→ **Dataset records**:
· · · · · · ·

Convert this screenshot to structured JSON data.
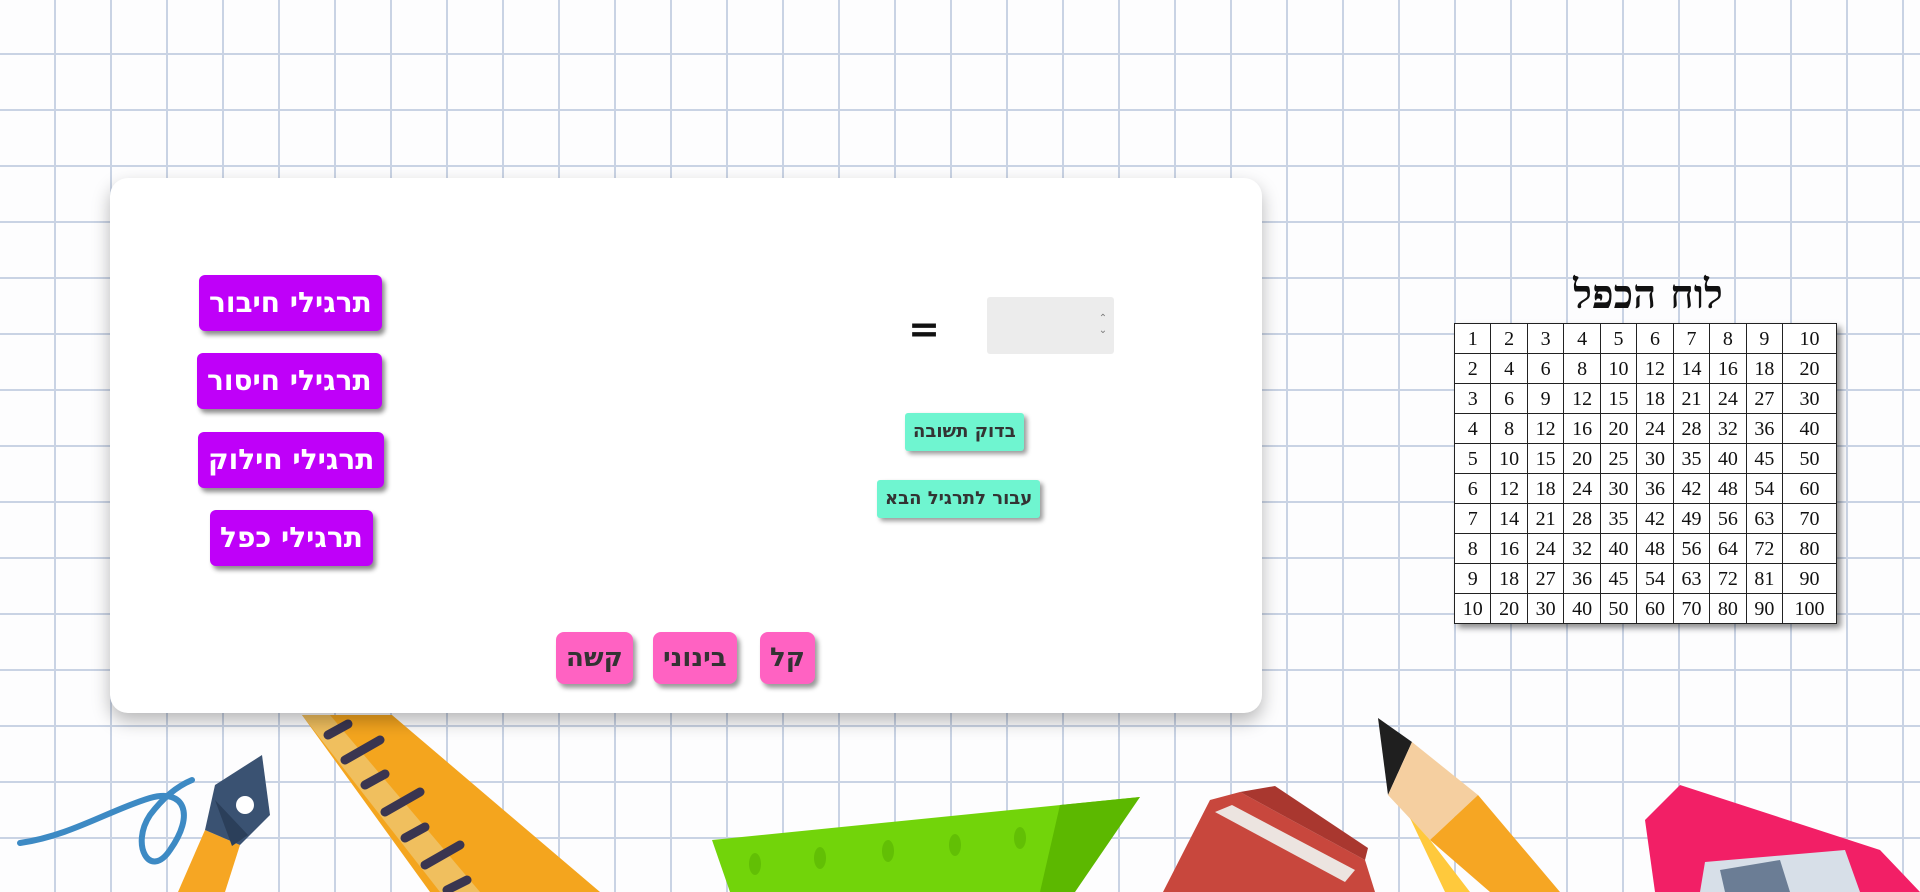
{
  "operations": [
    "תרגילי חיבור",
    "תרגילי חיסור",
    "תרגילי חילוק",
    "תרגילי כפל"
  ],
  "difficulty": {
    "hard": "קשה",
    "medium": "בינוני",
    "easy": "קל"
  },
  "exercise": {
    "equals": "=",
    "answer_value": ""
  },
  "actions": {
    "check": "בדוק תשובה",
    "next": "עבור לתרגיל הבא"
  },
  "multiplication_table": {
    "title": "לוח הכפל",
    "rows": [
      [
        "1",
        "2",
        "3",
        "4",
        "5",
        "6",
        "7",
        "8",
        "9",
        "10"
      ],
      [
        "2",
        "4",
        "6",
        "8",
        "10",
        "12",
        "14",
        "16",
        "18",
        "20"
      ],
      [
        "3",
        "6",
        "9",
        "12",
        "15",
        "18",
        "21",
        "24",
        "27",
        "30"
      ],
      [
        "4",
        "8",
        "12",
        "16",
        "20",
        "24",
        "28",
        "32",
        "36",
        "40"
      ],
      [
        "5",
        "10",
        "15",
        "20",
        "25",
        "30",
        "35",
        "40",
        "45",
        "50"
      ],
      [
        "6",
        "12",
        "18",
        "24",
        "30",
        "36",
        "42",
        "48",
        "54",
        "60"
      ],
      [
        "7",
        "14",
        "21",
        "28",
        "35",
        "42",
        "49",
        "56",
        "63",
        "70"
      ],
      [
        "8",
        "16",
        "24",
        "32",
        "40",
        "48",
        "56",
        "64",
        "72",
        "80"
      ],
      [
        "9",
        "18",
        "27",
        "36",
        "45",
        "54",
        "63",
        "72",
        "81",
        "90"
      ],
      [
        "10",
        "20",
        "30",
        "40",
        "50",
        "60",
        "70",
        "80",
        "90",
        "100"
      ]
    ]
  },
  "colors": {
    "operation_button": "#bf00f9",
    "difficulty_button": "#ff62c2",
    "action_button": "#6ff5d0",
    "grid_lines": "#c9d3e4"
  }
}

· · · · · · ·

→ **Directions**:
Copy every line in the entries above that has the string "תרגילי" in it.

→ **Task solution**:
    "תרגילי חיבור",
    "תרגילי חיסור",
    "תרגילי חילוק",
    "תרגילי כפל"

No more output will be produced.